» **GIVEN TASK**: The records below must be retyped exactly.

········

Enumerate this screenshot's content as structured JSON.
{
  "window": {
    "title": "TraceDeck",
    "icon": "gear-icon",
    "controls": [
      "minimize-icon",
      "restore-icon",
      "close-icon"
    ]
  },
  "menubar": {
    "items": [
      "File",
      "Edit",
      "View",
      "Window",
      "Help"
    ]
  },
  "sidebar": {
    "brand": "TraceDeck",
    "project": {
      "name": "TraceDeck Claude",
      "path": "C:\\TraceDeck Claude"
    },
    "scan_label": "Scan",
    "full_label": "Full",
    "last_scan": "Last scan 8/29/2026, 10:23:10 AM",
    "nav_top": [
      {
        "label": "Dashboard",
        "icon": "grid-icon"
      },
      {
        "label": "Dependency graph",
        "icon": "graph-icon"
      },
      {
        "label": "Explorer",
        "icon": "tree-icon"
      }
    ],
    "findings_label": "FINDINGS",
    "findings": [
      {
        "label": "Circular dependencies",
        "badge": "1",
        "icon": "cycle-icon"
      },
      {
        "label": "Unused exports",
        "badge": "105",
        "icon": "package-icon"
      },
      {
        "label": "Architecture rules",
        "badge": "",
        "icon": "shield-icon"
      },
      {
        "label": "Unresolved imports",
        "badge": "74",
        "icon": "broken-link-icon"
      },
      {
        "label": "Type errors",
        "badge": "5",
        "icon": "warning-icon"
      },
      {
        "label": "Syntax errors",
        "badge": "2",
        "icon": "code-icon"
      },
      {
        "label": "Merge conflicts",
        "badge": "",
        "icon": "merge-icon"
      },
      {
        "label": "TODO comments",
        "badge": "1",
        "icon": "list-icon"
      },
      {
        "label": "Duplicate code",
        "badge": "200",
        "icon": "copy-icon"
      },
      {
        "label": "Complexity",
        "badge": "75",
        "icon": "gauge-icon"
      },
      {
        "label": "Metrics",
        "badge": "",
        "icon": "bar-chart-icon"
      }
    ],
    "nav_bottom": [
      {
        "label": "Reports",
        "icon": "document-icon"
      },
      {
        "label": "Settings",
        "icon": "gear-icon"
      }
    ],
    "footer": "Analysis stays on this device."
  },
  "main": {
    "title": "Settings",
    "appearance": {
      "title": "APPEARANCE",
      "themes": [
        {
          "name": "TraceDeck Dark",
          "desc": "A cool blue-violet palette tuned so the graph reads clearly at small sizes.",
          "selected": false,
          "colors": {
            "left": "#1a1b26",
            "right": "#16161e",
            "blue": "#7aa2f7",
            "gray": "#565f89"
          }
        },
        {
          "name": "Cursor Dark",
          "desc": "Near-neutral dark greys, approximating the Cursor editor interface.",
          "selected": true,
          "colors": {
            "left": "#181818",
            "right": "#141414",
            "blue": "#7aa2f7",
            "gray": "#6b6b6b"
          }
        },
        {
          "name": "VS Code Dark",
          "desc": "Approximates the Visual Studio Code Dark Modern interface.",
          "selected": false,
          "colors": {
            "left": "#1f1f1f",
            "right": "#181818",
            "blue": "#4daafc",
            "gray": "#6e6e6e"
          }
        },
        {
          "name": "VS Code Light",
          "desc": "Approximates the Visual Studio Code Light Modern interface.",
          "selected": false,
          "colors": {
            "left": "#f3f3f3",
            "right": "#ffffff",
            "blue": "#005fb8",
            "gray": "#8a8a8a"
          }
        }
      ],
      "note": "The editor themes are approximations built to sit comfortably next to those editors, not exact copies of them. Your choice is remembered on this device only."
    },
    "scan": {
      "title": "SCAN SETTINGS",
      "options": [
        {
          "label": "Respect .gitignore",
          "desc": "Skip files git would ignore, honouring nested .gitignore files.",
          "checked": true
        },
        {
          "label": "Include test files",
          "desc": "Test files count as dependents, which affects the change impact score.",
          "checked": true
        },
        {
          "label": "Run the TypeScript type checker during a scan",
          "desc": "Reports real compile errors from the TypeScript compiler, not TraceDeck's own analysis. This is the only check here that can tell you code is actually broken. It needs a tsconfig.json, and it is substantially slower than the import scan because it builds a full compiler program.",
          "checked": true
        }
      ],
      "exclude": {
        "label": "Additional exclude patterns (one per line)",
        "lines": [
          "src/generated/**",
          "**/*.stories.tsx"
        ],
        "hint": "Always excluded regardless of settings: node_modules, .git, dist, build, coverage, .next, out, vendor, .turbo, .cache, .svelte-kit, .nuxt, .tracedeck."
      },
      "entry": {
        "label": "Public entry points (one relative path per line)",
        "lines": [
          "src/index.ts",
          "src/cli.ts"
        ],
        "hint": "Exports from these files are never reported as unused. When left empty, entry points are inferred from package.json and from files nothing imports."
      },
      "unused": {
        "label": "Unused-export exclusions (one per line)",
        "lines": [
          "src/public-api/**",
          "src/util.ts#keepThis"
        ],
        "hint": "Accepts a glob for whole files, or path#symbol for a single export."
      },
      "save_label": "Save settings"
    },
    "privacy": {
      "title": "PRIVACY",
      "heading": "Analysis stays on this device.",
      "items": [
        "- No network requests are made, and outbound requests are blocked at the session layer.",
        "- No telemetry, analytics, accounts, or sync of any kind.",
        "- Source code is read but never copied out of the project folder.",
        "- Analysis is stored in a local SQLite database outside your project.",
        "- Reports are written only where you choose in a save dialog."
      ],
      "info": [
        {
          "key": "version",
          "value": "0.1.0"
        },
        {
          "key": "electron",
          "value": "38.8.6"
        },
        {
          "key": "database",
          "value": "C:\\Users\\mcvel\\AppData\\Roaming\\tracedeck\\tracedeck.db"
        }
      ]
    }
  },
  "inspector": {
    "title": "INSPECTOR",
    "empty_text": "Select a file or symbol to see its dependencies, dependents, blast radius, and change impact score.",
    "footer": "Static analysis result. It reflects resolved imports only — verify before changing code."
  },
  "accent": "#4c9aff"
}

········

» **COMPLETED EXERCISE**:
Enumerate this screenshot's content as structured JSON.
{
  "window": {
    "title": "TraceDeck",
    "icon": "gear-icon",
    "controls": [
      "minimize-icon",
      "restore-icon",
      "close-icon"
    ]
  },
  "menubar": {
    "items": [
      "File",
      "Edit",
      "View",
      "Window",
      "Help"
    ]
  },
  "sidebar": {
    "brand": "TraceDeck",
    "project": {
      "name": "TraceDeck Claude",
      "path": "C:\\TraceDeck Claude"
    },
    "scan_label": "Scan",
    "full_label": "Full",
    "last_scan": "Last scan 8/29/2026, 10:23:10 AM",
    "nav_top": [
      {
        "label": "Dashboard",
        "icon": "grid-icon"
      },
      {
        "label": "Dependency graph",
        "icon": "graph-icon"
      },
      {
        "label": "Explorer",
        "icon": "tree-icon"
      }
    ],
    "findings_label": "FINDINGS",
    "findings": [
      {
        "label": "Circular dependencies",
        "badge": "1",
        "icon": "cycle-icon"
      },
      {
        "label": "Unused exports",
        "badge": "105",
        "icon": "package-icon"
      },
      {
        "label": "Architecture rules",
        "badge": "",
        "icon": "shield-icon"
      },
      {
        "label": "Unresolved imports",
        "badge": "74",
        "icon": "broken-link-icon"
      },
      {
        "label": "Type errors",
        "badge": "5",
        "icon": "warning-icon"
      },
      {
        "label": "Syntax errors",
        "badge": "2",
        "icon": "code-icon"
      },
      {
        "label": "Merge conflicts",
        "badge": "",
        "icon": "merge-icon"
      },
      {
        "label": "TODO comments",
        "badge": "1",
        "icon": "list-icon"
      },
      {
        "label": "Duplicate code",
        "badge": "200",
        "icon": "copy-icon"
      },
      {
        "label": "Complexity",
        "badge": "75",
        "icon": "gauge-icon"
      },
      {
        "label": "Metrics",
        "badge": "",
        "icon": "bar-chart-icon"
      }
    ],
    "nav_bottom": [
      {
        "label": "Reports",
        "icon": "document-icon"
      },
      {
        "label": "Settings",
        "icon": "gear-icon"
      }
    ],
    "footer": "Analysis stays on this device."
  },
  "main": {
    "title": "Settings",
    "appearance": {
      "title": "APPEARANCE",
      "themes": [
        {
          "name": "TraceDeck Dark",
          "desc": "A cool blue-violet palette tuned so the graph reads clearly at small sizes.",
          "selected": false,
          "colors": {
            "left": "#1a1b26",
            "right": "#16161e",
            "blue": "#7aa2f7",
            "gray": "#565f89"
          }
        },
        {
          "name": "Cursor Dark",
          "desc": "Near-neutral dark greys, approximating the Cursor editor interface.",
          "selected": true,
          "colors": {
            "left": "#181818",
            "right": "#141414",
            "blue": "#7aa2f7",
            "gray": "#6b6b6b"
          }
        },
        {
          "name": "VS Code Dark",
          "desc": "Approximates the Visual Studio Code Dark Modern interface.",
          "selected": false,
          "colors": {
            "left": "#1f1f1f",
            "right": "#181818",
            "blue": "#4daafc",
            "gray": "#6e6e6e"
          }
        },
        {
          "name": "VS Code Light",
          "desc": "Approximates the Visual Studio Code Light Modern interface.",
          "selected": false,
          "colors": {
            "left": "#f3f3f3",
            "right": "#ffffff",
            "blue": "#005fb8",
            "gray": "#8a8a8a"
          }
        }
      ],
      "note": "The editor themes are approximations built to sit comfortably next to those editors, not exact copies of them. Your choice is remembered on this device only."
    },
    "scan": {
      "title": "SCAN SETTINGS",
      "options": [
        {
          "label": "Respect .gitignore",
          "desc": "Skip files git would ignore, honouring nested .gitignore files.",
          "checked": true
        },
        {
          "label": "Include test files",
          "desc": "Test files count as dependents, which affects the change impact score.",
          "checked": true
        },
        {
          "label": "Run the TypeScript type checker during a scan",
          "desc": "Reports real compile errors from the TypeScript compiler, not TraceDeck's own analysis. This is the only check here that can tell you code is actually broken. It needs a tsconfig.json, and it is substantially slower than the import scan because it builds a full compiler program.",
          "checked": true
        }
      ],
      "exclude": {
        "label": "Additional exclude patterns (one per line)",
        "lines": [
          "src/generated/**",
          "**/*.stories.tsx"
        ],
        "hint": "Always excluded regardless of settings: node_modules, .git, dist, build, coverage, .next, out, vendor, .turbo, .cache, .svelte-kit, .nuxt, .tracedeck."
      },
      "entry": {
        "label": "Public entry points (one relative path per line)",
        "lines": [
          "src/index.ts",
          "src/cli.ts"
        ],
        "hint": "Exports from these files are never reported as unused. When left empty, entry points are inferred from package.json and from files nothing imports."
      },
      "unused": {
        "label": "Unused-export exclusions (one per line)",
        "lines": [
          "src/public-api/**",
          "src/util.ts#keepThis"
        ],
        "hint": "Accepts a glob for whole files, or path#symbol for a single export."
      },
      "save_label": "Save settings"
    },
    "privacy": {
      "title": "PRIVACY",
      "heading": "Analysis stays on this device.",
      "items": [
        "- No network requests are made, and outbound requests are blocked at the session layer.",
        "- No telemetry, analytics, accounts, or sync of any kind.",
        "- Source code is read but never copied out of the project folder.",
        "- Analysis is stored in a local SQLite database outside your project.",
        "- Reports are written only where you choose in a save dialog."
      ],
      "info": [
        {
          "key": "version",
          "value": "0.1.0"
        },
        {
          "key": "electron",
          "value": "38.8.6"
        },
        {
          "key": "database",
          "value": "C:\\Users\\mcvel\\AppData\\Roaming\\tracedeck\\tracedeck.db"
        }
      ]
    }
  },
  "inspector": {
    "title": "INSPECTOR",
    "empty_text": "Select a file or symbol to see its dependencies, dependents, blast radius, and change impact score.",
    "footer": "Static analysis result. It reflects resolved imports only — verify before changing code."
  },
  "accent": "#4c9aff"
}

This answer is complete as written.